__Short task__.
Tally up the lines below that include the word "Kammer". Answer with the number alone.

[Records]
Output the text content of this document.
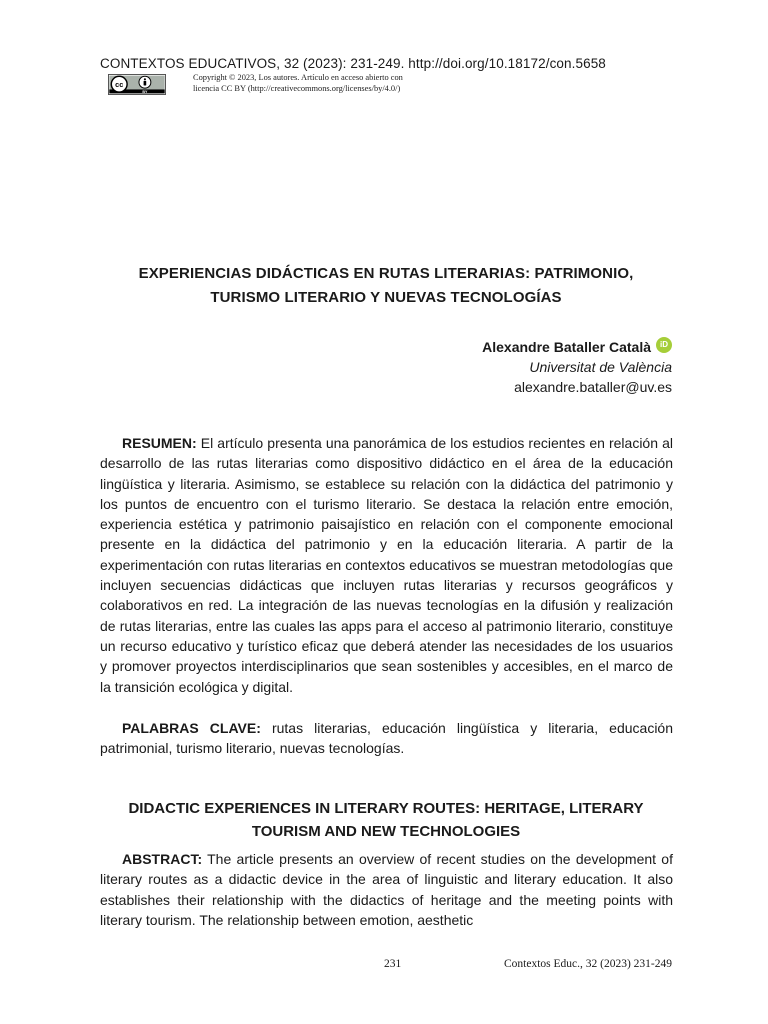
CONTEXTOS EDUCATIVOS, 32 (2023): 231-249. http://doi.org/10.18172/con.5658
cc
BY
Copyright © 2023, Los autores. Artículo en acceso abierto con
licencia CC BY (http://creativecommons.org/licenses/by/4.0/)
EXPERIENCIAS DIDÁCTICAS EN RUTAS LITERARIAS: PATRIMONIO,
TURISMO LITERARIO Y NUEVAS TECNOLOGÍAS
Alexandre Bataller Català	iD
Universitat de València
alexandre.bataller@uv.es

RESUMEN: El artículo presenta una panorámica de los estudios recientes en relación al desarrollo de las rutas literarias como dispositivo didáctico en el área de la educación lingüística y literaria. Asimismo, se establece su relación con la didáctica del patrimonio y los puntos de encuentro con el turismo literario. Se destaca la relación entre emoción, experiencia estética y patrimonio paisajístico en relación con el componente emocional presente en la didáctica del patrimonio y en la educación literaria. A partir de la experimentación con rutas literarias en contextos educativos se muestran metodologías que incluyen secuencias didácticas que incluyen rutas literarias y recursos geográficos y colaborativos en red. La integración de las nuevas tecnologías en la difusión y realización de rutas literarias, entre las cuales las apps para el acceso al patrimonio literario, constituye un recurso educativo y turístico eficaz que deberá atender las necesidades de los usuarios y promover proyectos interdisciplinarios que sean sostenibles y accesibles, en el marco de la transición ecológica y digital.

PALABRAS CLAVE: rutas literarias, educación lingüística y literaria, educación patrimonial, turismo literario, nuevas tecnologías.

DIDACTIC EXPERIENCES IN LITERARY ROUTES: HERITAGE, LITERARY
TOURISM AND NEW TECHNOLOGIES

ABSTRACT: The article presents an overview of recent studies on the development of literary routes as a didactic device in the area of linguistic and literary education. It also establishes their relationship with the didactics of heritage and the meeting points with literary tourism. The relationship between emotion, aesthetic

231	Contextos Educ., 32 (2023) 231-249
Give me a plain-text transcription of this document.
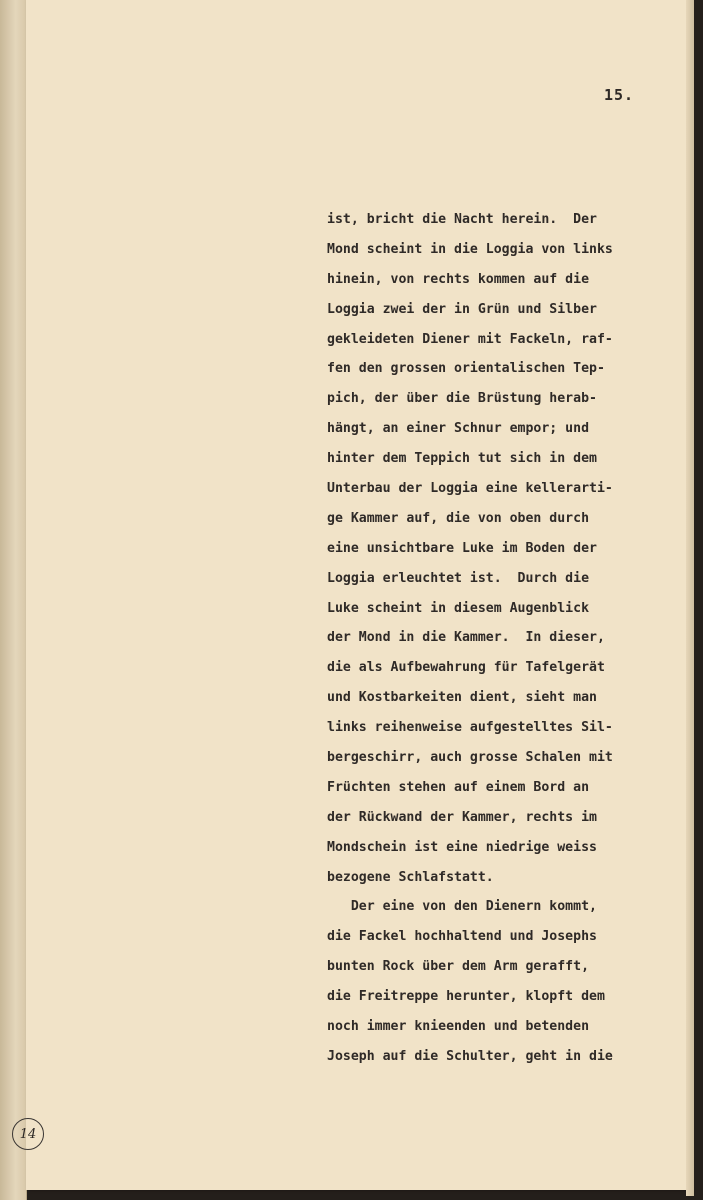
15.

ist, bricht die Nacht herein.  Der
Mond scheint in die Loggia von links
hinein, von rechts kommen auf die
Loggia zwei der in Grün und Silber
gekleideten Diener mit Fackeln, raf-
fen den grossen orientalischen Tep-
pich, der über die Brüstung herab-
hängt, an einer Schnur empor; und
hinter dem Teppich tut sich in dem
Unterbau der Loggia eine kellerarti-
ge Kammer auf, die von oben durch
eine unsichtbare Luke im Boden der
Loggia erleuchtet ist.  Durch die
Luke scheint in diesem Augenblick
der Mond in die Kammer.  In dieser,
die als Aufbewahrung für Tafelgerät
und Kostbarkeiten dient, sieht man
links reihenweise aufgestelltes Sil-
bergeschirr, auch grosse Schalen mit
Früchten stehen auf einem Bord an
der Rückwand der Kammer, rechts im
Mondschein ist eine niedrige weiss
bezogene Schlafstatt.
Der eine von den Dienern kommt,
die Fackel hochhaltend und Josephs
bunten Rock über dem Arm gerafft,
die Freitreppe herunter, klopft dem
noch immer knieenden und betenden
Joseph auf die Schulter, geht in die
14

--

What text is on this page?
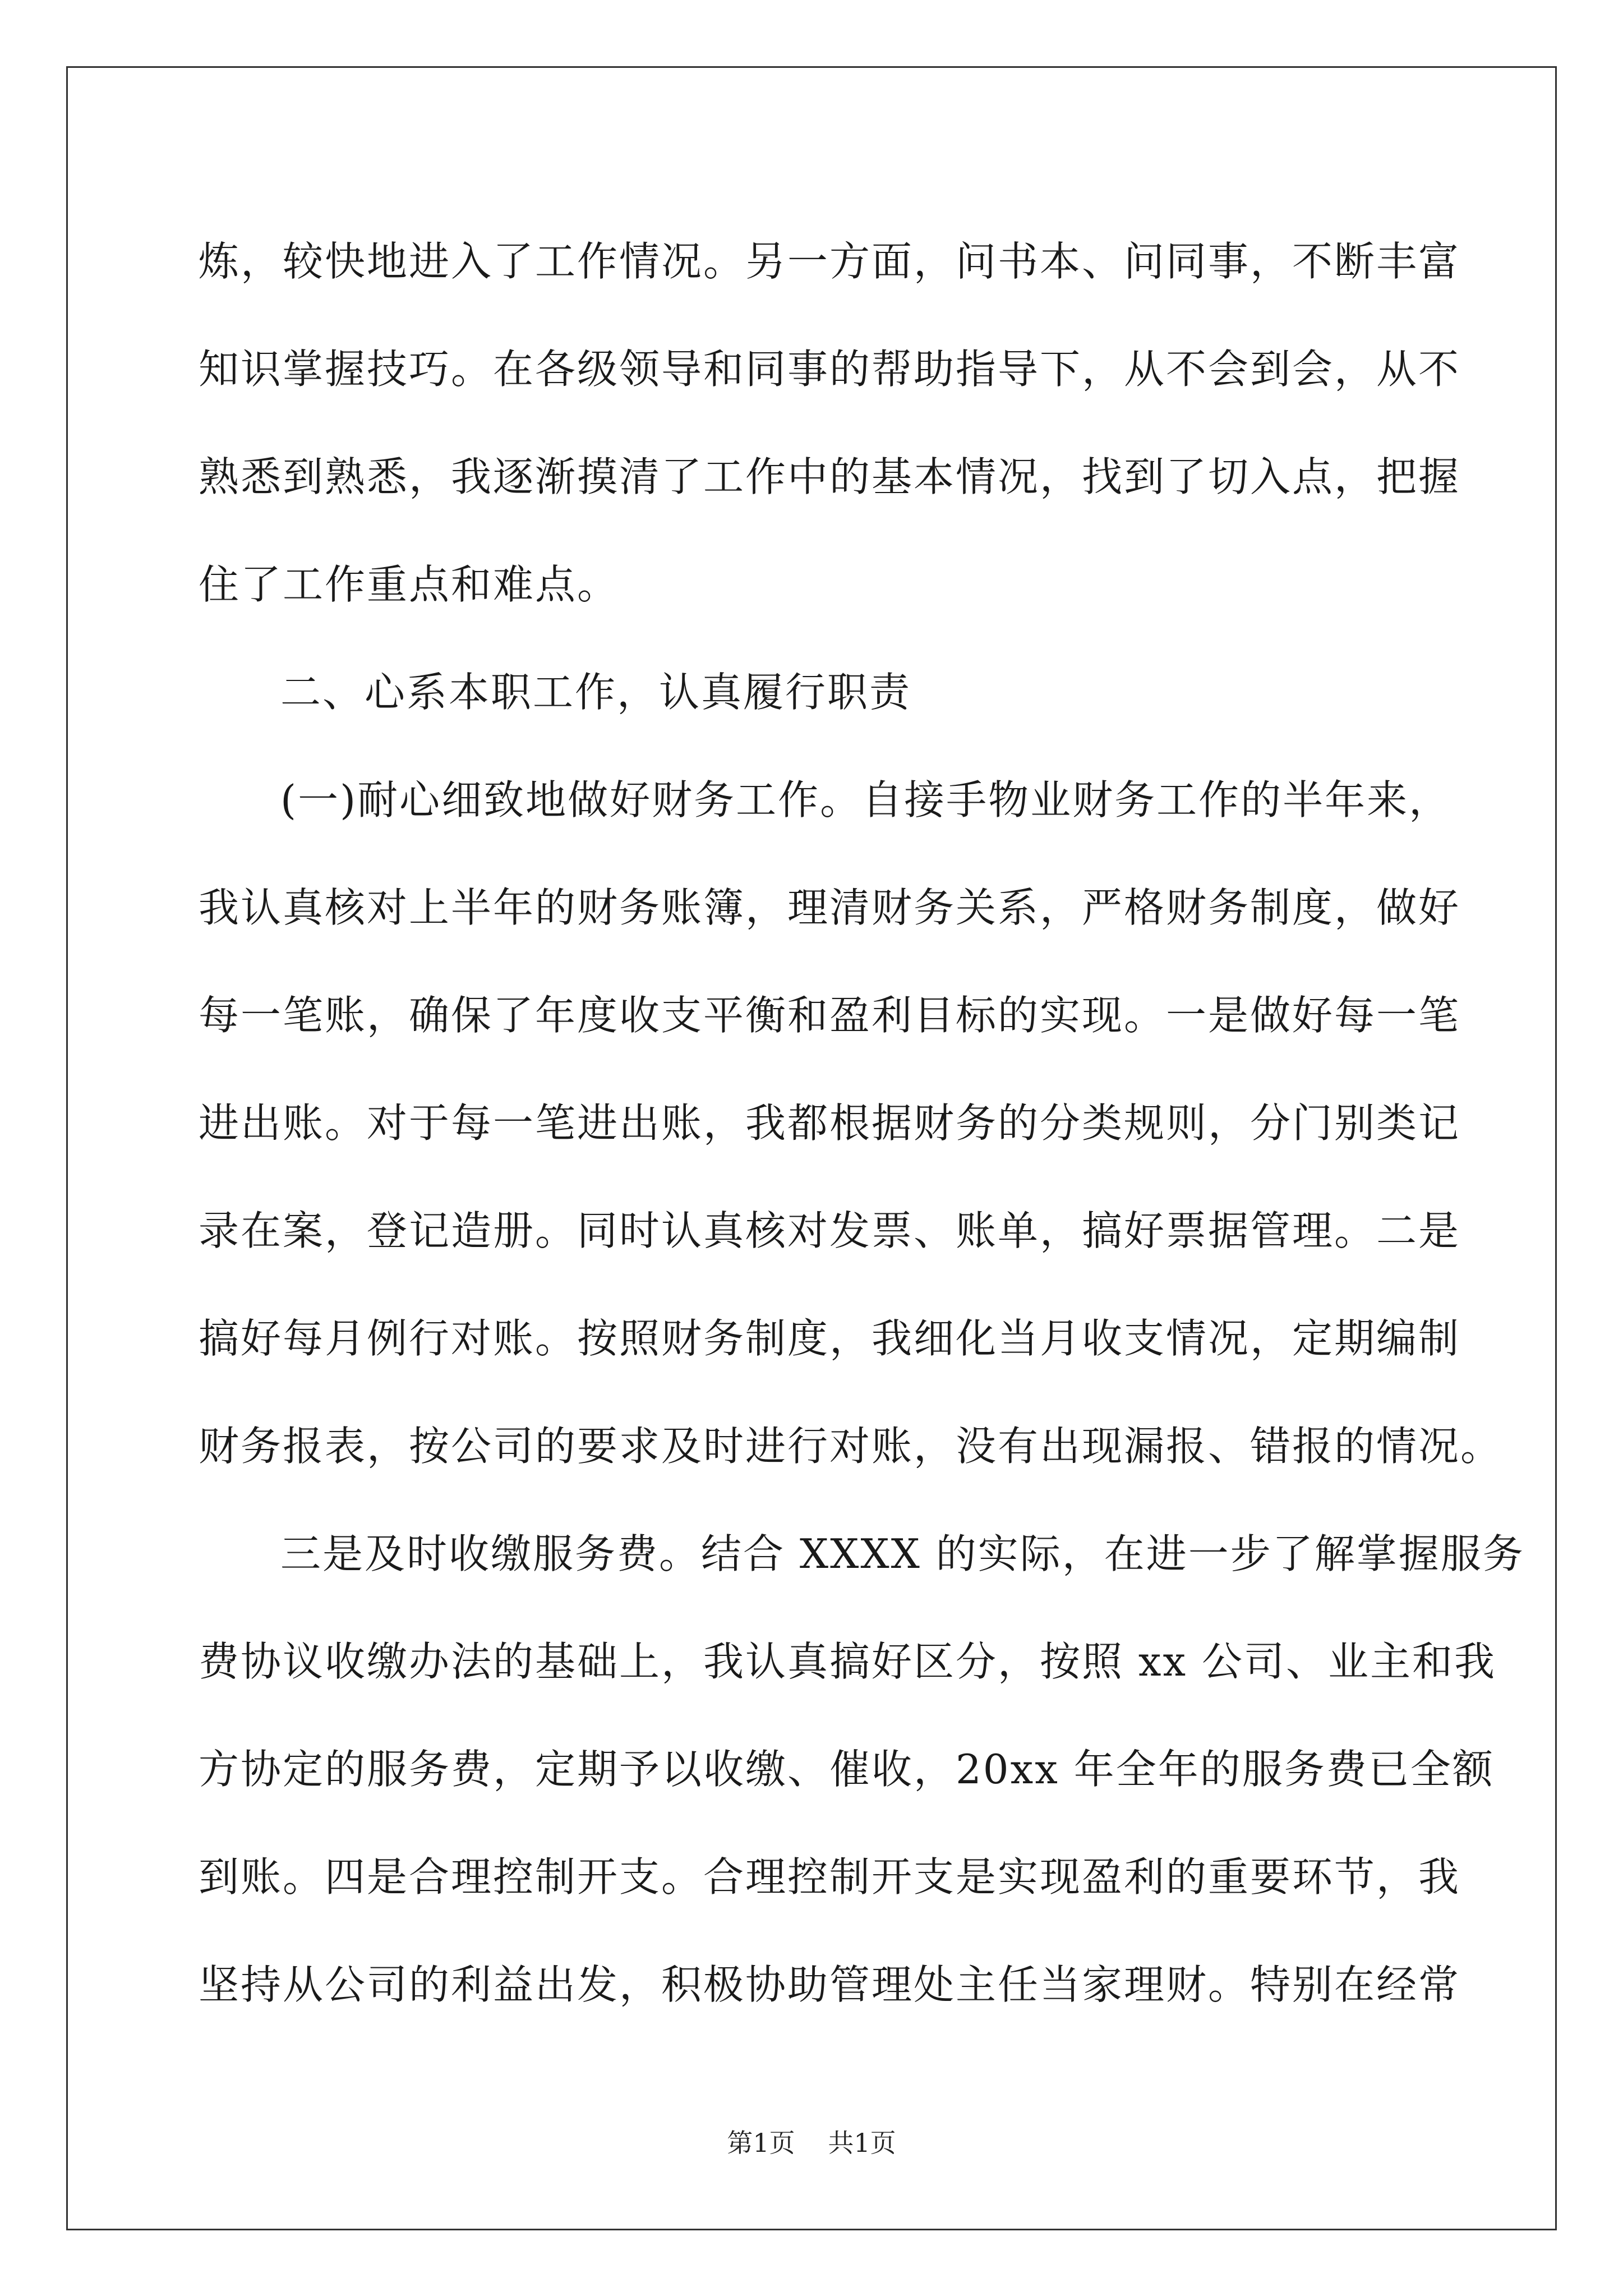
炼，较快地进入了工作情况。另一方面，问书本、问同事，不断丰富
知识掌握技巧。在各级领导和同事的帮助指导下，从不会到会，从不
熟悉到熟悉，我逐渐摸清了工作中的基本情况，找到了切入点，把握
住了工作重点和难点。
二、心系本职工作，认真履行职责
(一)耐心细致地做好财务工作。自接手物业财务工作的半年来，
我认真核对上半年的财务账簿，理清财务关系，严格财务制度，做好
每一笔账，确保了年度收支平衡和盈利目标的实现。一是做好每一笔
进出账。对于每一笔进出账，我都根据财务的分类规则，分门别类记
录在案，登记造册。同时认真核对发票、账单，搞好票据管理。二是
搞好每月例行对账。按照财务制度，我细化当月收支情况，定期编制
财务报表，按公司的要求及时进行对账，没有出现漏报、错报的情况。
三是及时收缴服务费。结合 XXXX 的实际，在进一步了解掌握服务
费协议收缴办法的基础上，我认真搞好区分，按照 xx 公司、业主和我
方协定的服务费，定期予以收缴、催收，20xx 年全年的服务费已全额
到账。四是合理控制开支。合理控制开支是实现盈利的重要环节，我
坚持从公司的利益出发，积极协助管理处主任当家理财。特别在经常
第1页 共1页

__Correct output__.
3